_Exercise prompt_:
Extract the complete data exactly as given.

══════════

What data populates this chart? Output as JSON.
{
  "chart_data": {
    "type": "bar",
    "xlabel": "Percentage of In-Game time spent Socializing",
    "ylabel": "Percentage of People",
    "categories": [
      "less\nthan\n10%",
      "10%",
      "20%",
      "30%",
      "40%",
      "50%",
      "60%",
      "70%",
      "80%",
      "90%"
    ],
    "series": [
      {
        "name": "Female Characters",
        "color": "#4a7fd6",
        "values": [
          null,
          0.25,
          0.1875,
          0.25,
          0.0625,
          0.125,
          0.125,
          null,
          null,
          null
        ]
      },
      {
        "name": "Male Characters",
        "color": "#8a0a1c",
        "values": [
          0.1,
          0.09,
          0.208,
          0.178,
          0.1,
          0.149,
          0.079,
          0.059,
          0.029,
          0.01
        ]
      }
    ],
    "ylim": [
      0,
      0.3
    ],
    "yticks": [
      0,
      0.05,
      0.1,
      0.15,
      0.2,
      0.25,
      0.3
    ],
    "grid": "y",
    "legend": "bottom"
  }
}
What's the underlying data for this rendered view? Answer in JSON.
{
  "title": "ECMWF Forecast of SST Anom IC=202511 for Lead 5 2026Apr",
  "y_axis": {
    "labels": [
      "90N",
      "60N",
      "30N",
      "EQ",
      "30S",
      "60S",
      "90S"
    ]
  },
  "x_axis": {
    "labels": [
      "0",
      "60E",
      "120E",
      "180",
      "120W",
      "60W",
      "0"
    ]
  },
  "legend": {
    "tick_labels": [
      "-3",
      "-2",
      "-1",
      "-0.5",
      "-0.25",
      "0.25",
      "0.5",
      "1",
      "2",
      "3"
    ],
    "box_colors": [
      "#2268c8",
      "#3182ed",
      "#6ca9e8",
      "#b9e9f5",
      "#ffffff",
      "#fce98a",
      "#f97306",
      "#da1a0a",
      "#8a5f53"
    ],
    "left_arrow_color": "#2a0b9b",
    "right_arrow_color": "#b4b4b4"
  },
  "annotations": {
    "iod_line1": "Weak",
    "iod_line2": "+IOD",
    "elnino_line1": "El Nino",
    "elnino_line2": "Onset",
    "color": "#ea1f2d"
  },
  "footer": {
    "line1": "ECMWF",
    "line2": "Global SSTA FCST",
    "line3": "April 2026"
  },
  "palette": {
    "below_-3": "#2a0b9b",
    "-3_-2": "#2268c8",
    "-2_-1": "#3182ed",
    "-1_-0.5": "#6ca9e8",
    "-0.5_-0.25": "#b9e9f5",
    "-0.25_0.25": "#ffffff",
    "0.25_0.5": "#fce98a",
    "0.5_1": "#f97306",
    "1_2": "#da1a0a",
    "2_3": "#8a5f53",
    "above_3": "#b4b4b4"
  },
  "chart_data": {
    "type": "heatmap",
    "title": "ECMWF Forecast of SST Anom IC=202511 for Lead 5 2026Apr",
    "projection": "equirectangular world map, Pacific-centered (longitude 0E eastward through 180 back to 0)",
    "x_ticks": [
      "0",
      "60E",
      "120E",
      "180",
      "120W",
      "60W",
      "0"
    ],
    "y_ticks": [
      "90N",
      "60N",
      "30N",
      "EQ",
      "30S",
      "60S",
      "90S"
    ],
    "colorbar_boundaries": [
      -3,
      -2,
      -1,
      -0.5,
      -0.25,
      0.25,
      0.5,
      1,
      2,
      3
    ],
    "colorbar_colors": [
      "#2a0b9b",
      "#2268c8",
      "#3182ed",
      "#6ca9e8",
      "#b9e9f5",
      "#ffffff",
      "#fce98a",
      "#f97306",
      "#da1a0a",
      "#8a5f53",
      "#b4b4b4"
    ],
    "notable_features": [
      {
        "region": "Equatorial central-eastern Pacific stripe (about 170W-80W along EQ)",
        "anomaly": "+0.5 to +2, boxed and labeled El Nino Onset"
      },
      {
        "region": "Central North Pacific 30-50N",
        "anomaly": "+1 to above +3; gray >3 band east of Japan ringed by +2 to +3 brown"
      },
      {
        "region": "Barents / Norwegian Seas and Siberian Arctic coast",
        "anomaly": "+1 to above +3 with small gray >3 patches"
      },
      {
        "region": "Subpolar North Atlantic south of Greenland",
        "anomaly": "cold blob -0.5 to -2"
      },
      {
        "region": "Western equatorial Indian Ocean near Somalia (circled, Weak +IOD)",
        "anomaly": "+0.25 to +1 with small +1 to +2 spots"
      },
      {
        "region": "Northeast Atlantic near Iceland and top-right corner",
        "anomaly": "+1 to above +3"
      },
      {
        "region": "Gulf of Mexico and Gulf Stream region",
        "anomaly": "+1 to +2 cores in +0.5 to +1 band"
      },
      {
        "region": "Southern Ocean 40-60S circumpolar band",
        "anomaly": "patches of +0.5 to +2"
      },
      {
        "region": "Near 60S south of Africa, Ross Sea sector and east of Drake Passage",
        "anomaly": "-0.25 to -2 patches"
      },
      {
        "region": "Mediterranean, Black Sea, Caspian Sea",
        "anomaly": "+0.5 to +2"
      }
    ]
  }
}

══════════

_Task output_:
What data populates this chart? Output as JSON.
{
  "chart_data": {
    "type": "bar",
    "xlabel": "Percentage of In-Game time spent Socializing",
    "ylabel": "Percentage of People",
    "categories": [
      "less\nthan\n10%",
      "10%",
      "20%",
      "30%",
      "40%",
      "50%",
      "60%",
      "70%",
      "80%",
      "90%"
    ],
    "series": [
      {
        "name": "Female Characters",
        "color": "#4a7fd6",
        "values": [
          null,
          0.25,
          0.1875,
          0.25,
          0.0625,
          0.125,
          0.125,
          null,
          null,
          null
        ]
      },
      {
        "name": "Male Characters",
        "color": "#8a0a1c",
        "values": [
          0.1,
          0.09,
          0.208,
          0.178,
          0.1,
          0.149,
          0.079,
          0.059,
          0.029,
          0.01
        ]
      }
    ],
    "ylim": [
      0,
      0.3
    ],
    "yticks": [
      0,
      0.05,
      0.1,
      0.15,
      0.2,
      0.25,
      0.3
    ],
    "grid": "y",
    "legend": "bottom"
  }
}
What's the underlying data for this rendered view? Answer in JSON.
{
  "title": "ECMWF Forecast of SST Anom IC=202511 for Lead 5 2026Apr",
  "y_axis": {
    "labels": [
      "90N",
      "60N",
      "30N",
      "EQ",
      "30S",
      "60S",
      "90S"
    ]
  },
  "x_axis": {
    "labels": [
      "0",
      "60E",
      "120E",
      "180",
      "120W",
      "60W",
      "0"
    ]
  },
  "legend": {
    "tick_labels": [
      "-3",
      "-2",
      "-1",
      "-0.5",
      "-0.25",
      "0.25",
      "0.5",
      "1",
      "2",
      "3"
    ],
    "box_colors": [
      "#2268c8",
      "#3182ed",
      "#6ca9e8",
      "#b9e9f5",
      "#ffffff",
      "#fce98a",
      "#f97306",
      "#da1a0a",
      "#8a5f53"
    ],
    "left_arrow_color": "#2a0b9b",
    "right_arrow_color": "#b4b4b4"
  },
  "annotations": {
    "iod_line1": "Weak",
    "iod_line2": "+IOD",
    "elnino_line1": "El Nino",
    "elnino_line2": "Onset",
    "color": "#ea1f2d"
  },
  "footer": {
    "line1": "ECMWF",
    "line2": "Global SSTA FCST",
    "line3": "April 2026"
  },
  "palette": {
    "below_-3": "#2a0b9b",
    "-3_-2": "#2268c8",
    "-2_-1": "#3182ed",
    "-1_-0.5": "#6ca9e8",
    "-0.5_-0.25": "#b9e9f5",
    "-0.25_0.25": "#ffffff",
    "0.25_0.5": "#fce98a",
    "0.5_1": "#f97306",
    "1_2": "#da1a0a",
    "2_3": "#8a5f53",
    "above_3": "#b4b4b4"
  },
  "chart_data": {
    "type": "heatmap",
    "title": "ECMWF Forecast of SST Anom IC=202511 for Lead 5 2026Apr",
    "projection": "equirectangular world map, Pacific-centered (longitude 0E eastward through 180 back to 0)",
    "x_ticks": [
      "0",
      "60E",
      "120E",
      "180",
      "120W",
      "60W",
      "0"
    ],
    "y_ticks": [
      "90N",
      "60N",
      "30N",
      "EQ",
      "30S",
      "60S",
      "90S"
    ],
    "colorbar_boundaries": [
      -3,
      -2,
      -1,
      -0.5,
      -0.25,
      0.25,
      0.5,
      1,
      2,
      3
    ],
    "colorbar_colors": [
      "#2a0b9b",
      "#2268c8",
      "#3182ed",
      "#6ca9e8",
      "#b9e9f5",
      "#ffffff",
      "#fce98a",
      "#f97306",
      "#da1a0a",
      "#8a5f53",
      "#b4b4b4"
    ],
    "notable_features": [
      {
        "region": "Equatorial central-eastern Pacific stripe (about 170W-80W along EQ)",
        "anomaly": "+0.5 to +2, boxed and labeled El Nino Onset"
      },
      {
        "region": "Central North Pacific 30-50N",
        "anomaly": "+1 to above +3; gray >3 band east of Japan ringed by +2 to +3 brown"
      },
      {
        "region": "Barents / Norwegian Seas and Siberian Arctic coast",
        "anomaly": "+1 to above +3 with small gray >3 patches"
      },
      {
        "region": "Subpolar North Atlantic south of Greenland",
        "anomaly": "cold blob -0.5 to -2"
      },
      {
        "region": "Western equatorial Indian Ocean near Somalia (circled, Weak +IOD)",
        "anomaly": "+0.25 to +1 with small +1 to +2 spots"
      },
      {
        "region": "Northeast Atlantic near Iceland and top-right corner",
        "anomaly": "+1 to above +3"
      },
      {
        "region": "Gulf of Mexico and Gulf Stream region",
        "anomaly": "+1 to +2 cores in +0.5 to +1 band"
      },
      {
        "region": "Southern Ocean 40-60S circumpolar band",
        "anomaly": "patches of +0.5 to +2"
      },
      {
        "region": "Near 60S south of Africa, Ross Sea sector and east of Drake Passage",
        "anomaly": "-0.25 to -2 patches"
      },
      {
        "region": "Mediterranean, Black Sea, Caspian Sea",
        "anomaly": "+0.5 to +2"
      }
    ]
  }
}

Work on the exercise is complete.